## What you need to do:
Pick out the lines below that contain the string "Maria" and copy them all.
##### The data #####
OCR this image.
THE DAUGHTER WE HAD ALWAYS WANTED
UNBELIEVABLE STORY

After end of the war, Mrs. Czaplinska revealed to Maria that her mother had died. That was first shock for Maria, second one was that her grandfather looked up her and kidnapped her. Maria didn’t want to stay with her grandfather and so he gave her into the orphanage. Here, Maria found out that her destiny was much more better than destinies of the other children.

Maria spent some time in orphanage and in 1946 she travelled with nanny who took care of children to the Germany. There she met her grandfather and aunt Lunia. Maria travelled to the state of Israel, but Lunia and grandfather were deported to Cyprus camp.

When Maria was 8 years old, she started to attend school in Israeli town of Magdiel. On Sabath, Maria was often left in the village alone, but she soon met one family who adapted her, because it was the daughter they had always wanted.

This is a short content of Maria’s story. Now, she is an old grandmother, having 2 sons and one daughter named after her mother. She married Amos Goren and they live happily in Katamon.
#####
## Response:
After end of the war, Mrs. Czaplinska revealed to Maria that her mother had died. That was first shock for Maria, second one was that her grandfather looked up her and kidnapped her. Maria didn’t want to stay with her grandfather and so he gave her into the orphanage. Here, Maria found out that her destiny was much more better than destinies of the other children.
Maria spent some time in orphanage and in 1946 she travelled with nanny who took care of children to the Germany. There she met her grandfather and aunt Lunia. Maria travelled to the state of Israel, but Lunia and grandfather were deported to Cyprus camp.
When Maria was 8 years old, she started to attend school in Israeli town of Magdiel. On Sabath, Maria was often left in the village alone, but she soon met one family who adapted her, because it was the daughter they had always wanted.
This is a short content of Maria’s story. Now, she is an old grandmother, having 2 sons and one daughter named after her mother. She married Amos Goren and they live happily in Katamon.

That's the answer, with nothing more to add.